>> Begin EXCERPTED DATA

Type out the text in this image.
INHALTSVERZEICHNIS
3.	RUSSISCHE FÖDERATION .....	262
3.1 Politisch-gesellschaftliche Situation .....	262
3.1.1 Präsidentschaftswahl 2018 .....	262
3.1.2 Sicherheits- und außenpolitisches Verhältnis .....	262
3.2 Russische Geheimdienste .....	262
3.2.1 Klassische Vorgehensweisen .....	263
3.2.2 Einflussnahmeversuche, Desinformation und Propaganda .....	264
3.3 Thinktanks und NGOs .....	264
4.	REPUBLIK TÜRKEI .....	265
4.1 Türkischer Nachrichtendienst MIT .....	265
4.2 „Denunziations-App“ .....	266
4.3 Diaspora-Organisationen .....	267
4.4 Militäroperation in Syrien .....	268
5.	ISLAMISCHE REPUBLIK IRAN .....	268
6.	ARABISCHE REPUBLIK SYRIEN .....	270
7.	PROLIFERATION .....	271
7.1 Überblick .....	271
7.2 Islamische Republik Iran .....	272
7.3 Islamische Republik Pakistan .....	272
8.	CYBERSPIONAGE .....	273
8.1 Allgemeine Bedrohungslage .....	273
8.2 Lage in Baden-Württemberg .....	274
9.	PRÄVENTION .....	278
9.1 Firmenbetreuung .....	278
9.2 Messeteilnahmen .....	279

>> End EXCERPTED DATA

Every line of the data above should be reproduced word for word.

Type out the text in this image.
INHALTSVERZEICHNIS
3.	RUSSISCHE FÖDERATION .....	262
3.1 Politisch-gesellschaftliche Situation .....	262
3.1.1 Präsidentschaftswahl 2018 .....	262
3.1.2 Sicherheits- und außenpolitisches Verhältnis .....	262
3.2 Russische Geheimdienste .....	262
3.2.1 Klassische Vorgehensweisen .....	263
3.2.2 Einflussnahmeversuche, Desinformation und Propaganda .....	264
3.3 Thinktanks und NGOs .....	264
4.	REPUBLIK TÜRKEI .....	265
4.1 Türkischer Nachrichtendienst MIT .....	265
4.2 „Denunziations-App“ .....	266
4.3 Diaspora-Organisationen .....	267
4.4 Militäroperation in Syrien .....	268
5.	ISLAMISCHE REPUBLIK IRAN .....	268
6.	ARABISCHE REPUBLIK SYRIEN .....	270
7.	PROLIFERATION .....	271
7.1 Überblick .....	271
7.2 Islamische Republik Iran .....	272
7.3 Islamische Republik Pakistan .....	272
8.	CYBERSPIONAGE .....	273
8.1 Allgemeine Bedrohungslage .....	273
8.2 Lage in Baden-Württemberg .....	274
9.	PRÄVENTION .....	278
9.1 Firmenbetreuung .....	278
9.2 Messeteilnahmen .....	279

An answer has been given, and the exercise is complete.